◆ Aufgabe
Ziehe aus den Datensätzen jede Zeile heraus, in der die Zeichenfolge „HashMap“ vorkommt. Groß- und Kleinschreibung muss dabei übereinstimmen.

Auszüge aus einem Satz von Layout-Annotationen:
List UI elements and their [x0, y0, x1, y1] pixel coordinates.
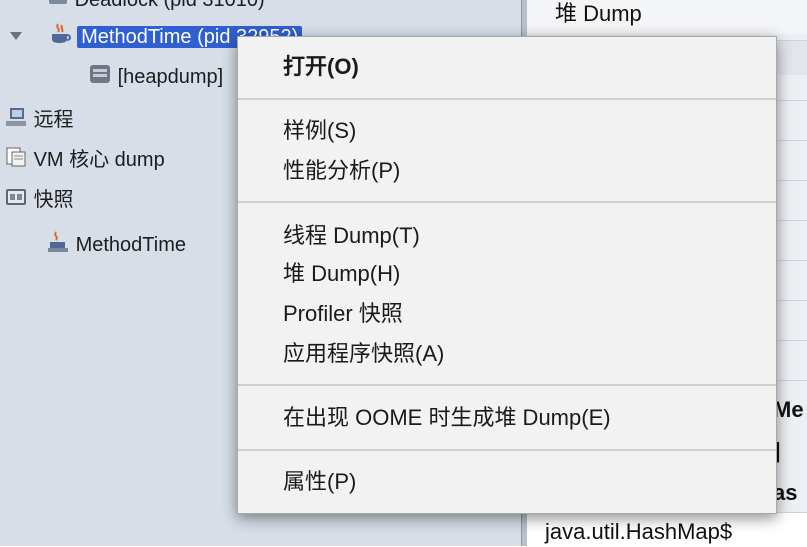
menu-item-sample[interactable]: 样例(S): [283, 116, 356, 146]
core-dump-icon: [4, 145, 28, 176]
menu-item-app-snapshot[interactable]: 应用程序快照(A): [283, 339, 444, 369]
menu-item-profiler-snapshot[interactable]: Profiler 快照: [283, 299, 403, 329]
table-row[interactable]: java.util.HashMap$: [527, 512, 807, 547]
tree-item-label: MethodTime: [75, 233, 186, 256]
menu-item-open[interactable]: 打开(O): [283, 52, 359, 82]
application-icon: [47, 0, 69, 15]
menu-separator: [238, 384, 776, 386]
remote-host-icon: [4, 105, 28, 136]
java-cup-icon: [48, 22, 72, 53]
menu-item-profile[interactable]: 性能分析(P): [283, 156, 400, 186]
menu-separator: [238, 201, 776, 203]
tree-item-snapshots[interactable]: 快照: [4, 185, 74, 211]
tab-header[interactable]: 堆 Dump: [527, 0, 807, 34]
tree-item-label: 快照: [33, 188, 74, 211]
expanded-triangle-icon[interactable]: [8, 25, 30, 51]
tree-item-label: Deadlock (pid 31010): [75, 0, 265, 11]
menu-separator: [238, 449, 776, 451]
tree-item-label: 远程: [33, 108, 74, 131]
tree-item-snapshot-methodtime[interactable]: MethodTime: [46, 230, 186, 256]
menu-item-heap-dump-oome[interactable]: 在出现 OOME 时生成堆 Dump(E): [283, 403, 611, 433]
menu-separator: [238, 98, 776, 100]
class-name-text: Me: [773, 397, 804, 422]
tree-item-label: [heapdump]: [117, 65, 224, 88]
context-menu: 打开(O) 样例(S) 性能分析(P) 线程 Dump(T) 堆 Dump(H)…: [237, 36, 777, 514]
java-snapshot-icon: [46, 230, 70, 261]
menu-item-heap-dump[interactable]: 堆 Dump(H): [283, 259, 400, 289]
tree-item-heapdump[interactable]: [heapdump]: [88, 62, 223, 88]
tree-item-deadlock[interactable]: Deadlock (pid 31010): [47, 0, 265, 12]
menu-item-thread-dump[interactable]: 线程 Dump(T): [283, 221, 420, 251]
menu-item-properties[interactable]: 属性(P): [283, 467, 356, 497]
heapdump-icon: [88, 62, 112, 93]
tree-item-remote[interactable]: 远程: [4, 105, 74, 131]
tab-title: 堆 Dump: [555, 1, 642, 26]
snapshots-icon: [4, 185, 28, 216]
tree-item-vm-core[interactable]: VM 核心 dump: [4, 145, 165, 171]
class-name-text: java.util.HashMap$: [545, 519, 733, 544]
tree-item-label: VM 核心 dump: [33, 148, 165, 171]
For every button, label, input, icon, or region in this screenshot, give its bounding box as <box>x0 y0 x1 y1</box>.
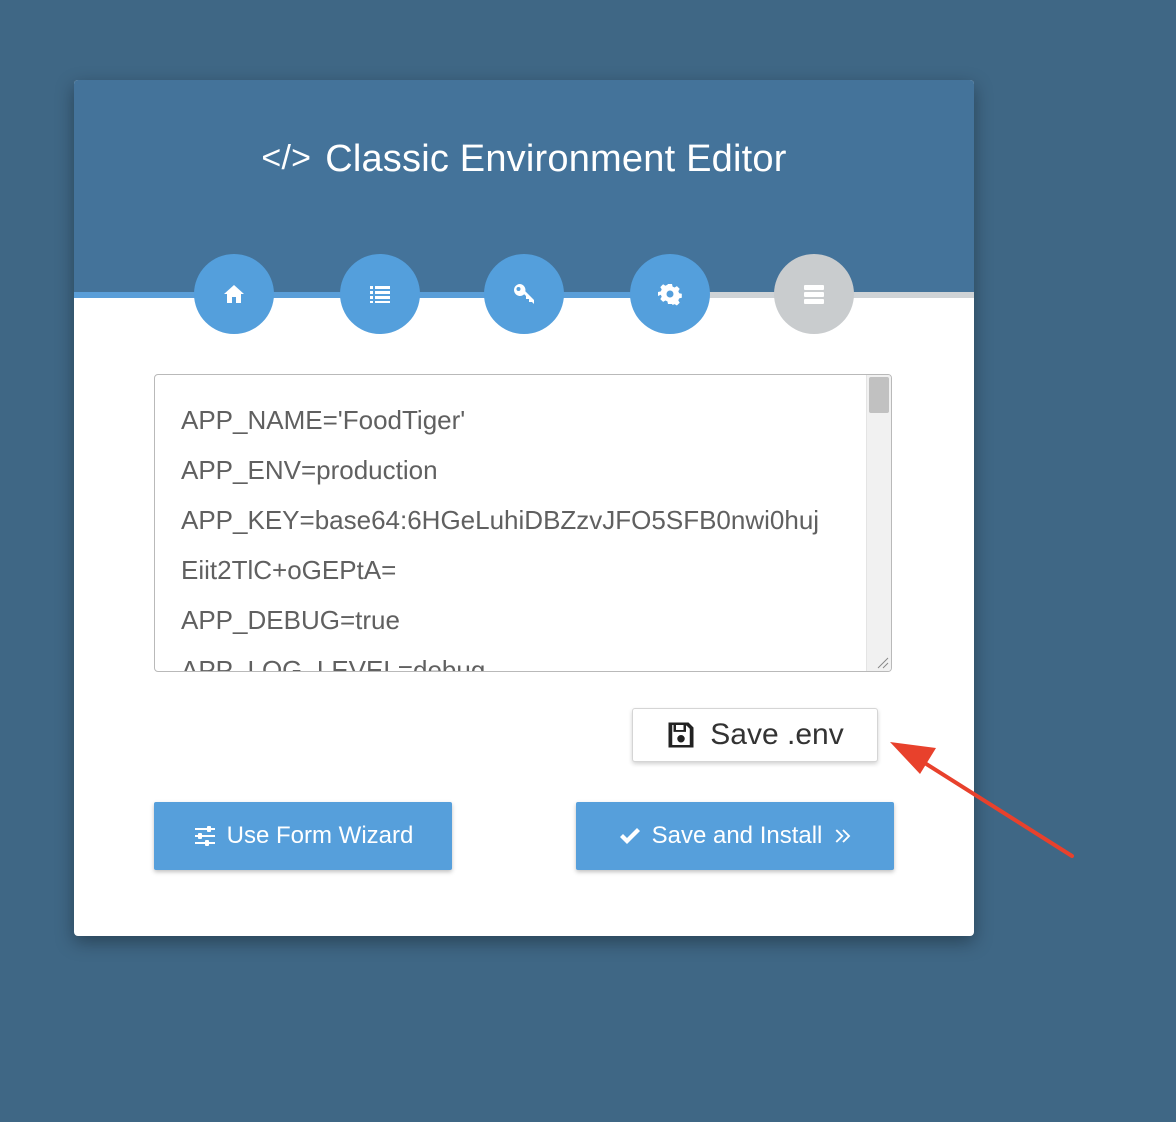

◆ Antwort zur Aufgabe
table-row[interactable]: java.util.HashMap$: [527, 512, 807, 547]
class-name-text: java.util.HashMap$: [545, 519, 733, 544]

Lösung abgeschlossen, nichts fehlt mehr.